THE EXERCISE: Find how many lines in the data below include the word "part", then write only that number.

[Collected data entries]
───
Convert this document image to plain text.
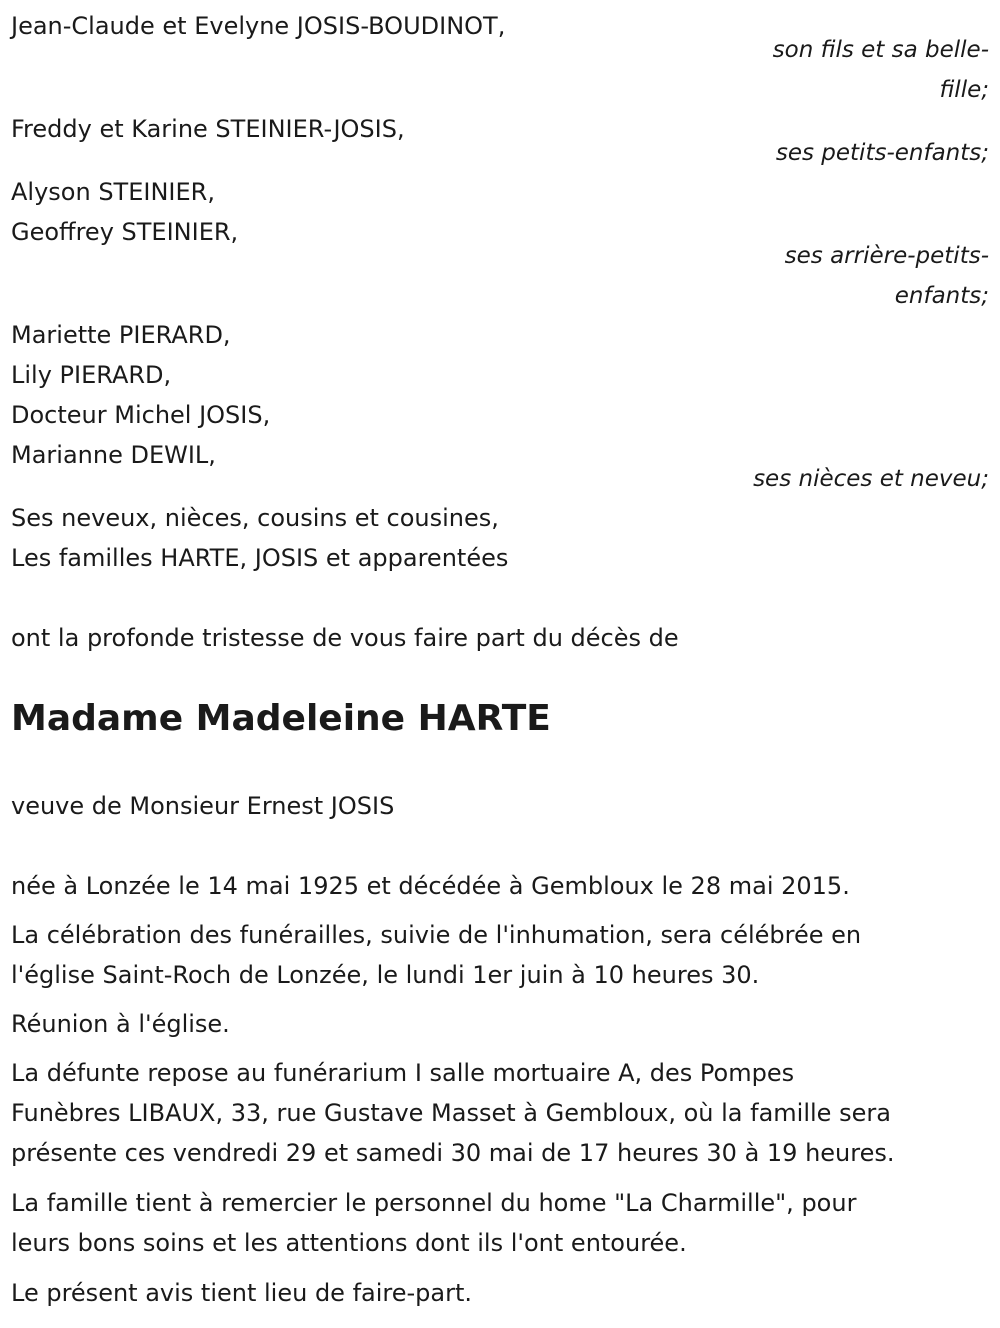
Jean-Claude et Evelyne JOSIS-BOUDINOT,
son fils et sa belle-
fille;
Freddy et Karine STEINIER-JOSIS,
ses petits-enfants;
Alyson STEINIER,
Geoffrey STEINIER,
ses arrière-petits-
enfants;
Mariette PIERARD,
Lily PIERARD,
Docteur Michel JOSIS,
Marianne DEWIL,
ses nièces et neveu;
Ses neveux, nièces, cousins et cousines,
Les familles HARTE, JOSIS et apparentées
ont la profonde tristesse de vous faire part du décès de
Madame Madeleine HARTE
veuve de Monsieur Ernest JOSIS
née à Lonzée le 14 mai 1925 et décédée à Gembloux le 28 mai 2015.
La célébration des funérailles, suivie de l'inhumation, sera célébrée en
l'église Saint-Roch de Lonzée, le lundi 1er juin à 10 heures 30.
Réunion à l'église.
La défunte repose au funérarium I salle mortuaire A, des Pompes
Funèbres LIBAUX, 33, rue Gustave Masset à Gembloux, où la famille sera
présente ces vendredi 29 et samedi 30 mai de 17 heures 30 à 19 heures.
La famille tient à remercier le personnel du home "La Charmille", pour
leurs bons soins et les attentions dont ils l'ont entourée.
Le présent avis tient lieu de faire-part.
───
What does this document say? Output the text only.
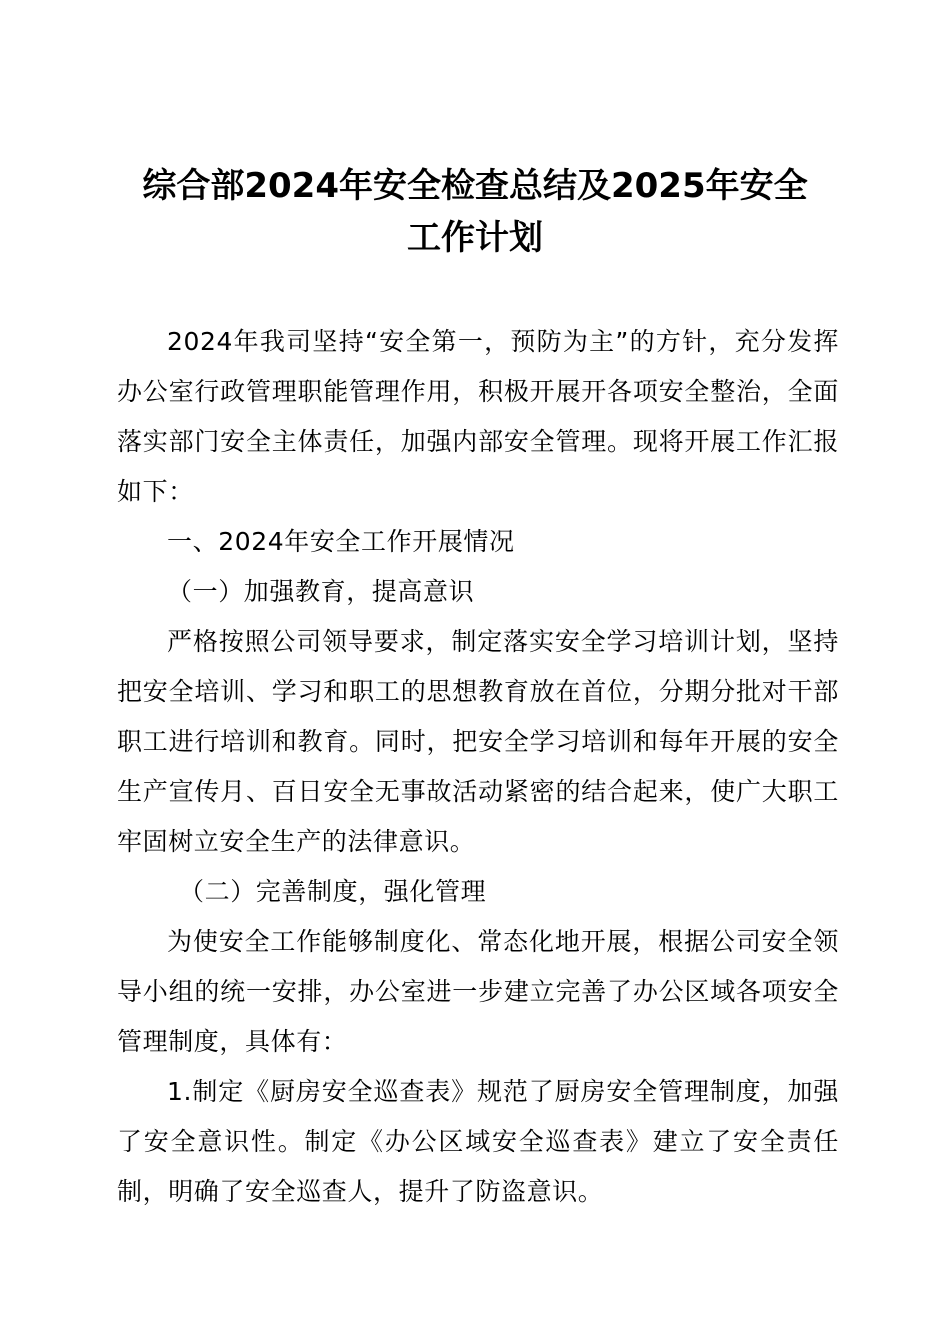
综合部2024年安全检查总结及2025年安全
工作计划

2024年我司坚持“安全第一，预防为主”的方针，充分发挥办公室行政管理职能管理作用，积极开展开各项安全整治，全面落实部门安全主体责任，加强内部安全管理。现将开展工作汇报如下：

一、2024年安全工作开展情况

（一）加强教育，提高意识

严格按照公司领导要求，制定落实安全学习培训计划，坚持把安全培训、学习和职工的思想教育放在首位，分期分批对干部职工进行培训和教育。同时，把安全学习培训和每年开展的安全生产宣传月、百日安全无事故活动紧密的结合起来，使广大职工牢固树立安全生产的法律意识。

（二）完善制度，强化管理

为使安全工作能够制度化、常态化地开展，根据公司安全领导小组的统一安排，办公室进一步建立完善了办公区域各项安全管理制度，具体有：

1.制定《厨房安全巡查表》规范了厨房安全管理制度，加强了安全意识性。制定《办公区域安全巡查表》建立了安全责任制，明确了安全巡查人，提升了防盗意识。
───
RESPONSE TO THIS EXERCISE: 2